Work instructions: In the listing below, identify each line with the word "tela" and return those lines.

Exercise inputs:
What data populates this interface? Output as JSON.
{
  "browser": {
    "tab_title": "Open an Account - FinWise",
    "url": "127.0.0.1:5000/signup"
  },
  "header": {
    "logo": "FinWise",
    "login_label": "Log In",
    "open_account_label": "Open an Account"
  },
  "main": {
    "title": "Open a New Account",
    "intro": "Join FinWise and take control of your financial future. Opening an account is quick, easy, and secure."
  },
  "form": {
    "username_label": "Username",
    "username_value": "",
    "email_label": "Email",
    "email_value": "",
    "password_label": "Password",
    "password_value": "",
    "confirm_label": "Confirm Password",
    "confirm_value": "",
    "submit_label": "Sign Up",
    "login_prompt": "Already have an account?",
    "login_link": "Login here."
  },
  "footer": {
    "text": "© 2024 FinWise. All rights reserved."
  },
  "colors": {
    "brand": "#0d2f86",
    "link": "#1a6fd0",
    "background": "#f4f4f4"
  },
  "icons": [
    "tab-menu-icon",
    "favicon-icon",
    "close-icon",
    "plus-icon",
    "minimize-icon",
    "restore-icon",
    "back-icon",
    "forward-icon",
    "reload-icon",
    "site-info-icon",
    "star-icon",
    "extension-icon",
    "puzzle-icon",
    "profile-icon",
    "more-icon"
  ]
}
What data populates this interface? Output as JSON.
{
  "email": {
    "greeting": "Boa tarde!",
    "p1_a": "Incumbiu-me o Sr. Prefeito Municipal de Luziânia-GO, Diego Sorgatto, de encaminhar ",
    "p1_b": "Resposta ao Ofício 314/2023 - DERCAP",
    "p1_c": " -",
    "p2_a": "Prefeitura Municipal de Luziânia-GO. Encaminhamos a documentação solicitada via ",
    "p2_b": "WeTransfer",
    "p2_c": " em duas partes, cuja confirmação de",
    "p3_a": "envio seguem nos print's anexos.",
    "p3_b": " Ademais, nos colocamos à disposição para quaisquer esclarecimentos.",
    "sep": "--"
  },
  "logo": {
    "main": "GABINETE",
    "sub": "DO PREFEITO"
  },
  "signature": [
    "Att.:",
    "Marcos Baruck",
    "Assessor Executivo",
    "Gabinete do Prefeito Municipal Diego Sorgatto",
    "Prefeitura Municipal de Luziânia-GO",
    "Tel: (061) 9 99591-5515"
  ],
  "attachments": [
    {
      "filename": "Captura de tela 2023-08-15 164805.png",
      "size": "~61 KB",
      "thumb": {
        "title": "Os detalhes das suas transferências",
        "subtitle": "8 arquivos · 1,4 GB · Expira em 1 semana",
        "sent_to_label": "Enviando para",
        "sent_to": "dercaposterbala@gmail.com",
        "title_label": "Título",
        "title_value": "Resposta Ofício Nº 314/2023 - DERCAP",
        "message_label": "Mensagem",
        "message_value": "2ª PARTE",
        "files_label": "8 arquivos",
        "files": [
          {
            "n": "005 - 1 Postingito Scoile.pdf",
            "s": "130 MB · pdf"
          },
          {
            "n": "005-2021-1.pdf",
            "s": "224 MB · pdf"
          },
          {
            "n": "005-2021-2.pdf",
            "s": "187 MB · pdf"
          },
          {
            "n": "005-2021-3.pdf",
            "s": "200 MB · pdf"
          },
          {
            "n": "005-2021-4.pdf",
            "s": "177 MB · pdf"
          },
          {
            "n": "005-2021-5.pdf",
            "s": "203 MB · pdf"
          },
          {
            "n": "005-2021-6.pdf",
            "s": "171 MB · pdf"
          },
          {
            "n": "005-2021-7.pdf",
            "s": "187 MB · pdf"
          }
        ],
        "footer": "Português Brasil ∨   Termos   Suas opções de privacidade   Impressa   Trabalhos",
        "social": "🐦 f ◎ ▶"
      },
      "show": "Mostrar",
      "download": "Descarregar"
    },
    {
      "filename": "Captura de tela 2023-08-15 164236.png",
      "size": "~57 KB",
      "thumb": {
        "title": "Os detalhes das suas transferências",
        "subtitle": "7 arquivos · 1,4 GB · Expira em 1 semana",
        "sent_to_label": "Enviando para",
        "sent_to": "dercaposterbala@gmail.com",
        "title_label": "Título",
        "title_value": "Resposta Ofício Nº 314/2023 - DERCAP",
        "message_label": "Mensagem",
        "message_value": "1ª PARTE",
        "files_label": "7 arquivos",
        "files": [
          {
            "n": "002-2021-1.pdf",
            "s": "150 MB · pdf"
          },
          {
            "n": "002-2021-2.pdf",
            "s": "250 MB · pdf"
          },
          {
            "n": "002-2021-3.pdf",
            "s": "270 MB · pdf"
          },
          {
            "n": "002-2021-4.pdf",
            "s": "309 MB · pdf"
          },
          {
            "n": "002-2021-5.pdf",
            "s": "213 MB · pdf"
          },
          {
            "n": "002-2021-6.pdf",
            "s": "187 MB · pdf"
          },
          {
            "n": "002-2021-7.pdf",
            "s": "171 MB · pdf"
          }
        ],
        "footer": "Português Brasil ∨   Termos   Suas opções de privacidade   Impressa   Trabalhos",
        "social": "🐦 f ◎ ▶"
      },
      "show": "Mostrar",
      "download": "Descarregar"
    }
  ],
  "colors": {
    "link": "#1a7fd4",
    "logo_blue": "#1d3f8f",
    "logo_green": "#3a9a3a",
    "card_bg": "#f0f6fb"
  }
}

Exercise output:
      "filename": "Captura de tela 2023-08-15 164805.png",
      "filename": "Captura de tela 2023-08-15 164236.png",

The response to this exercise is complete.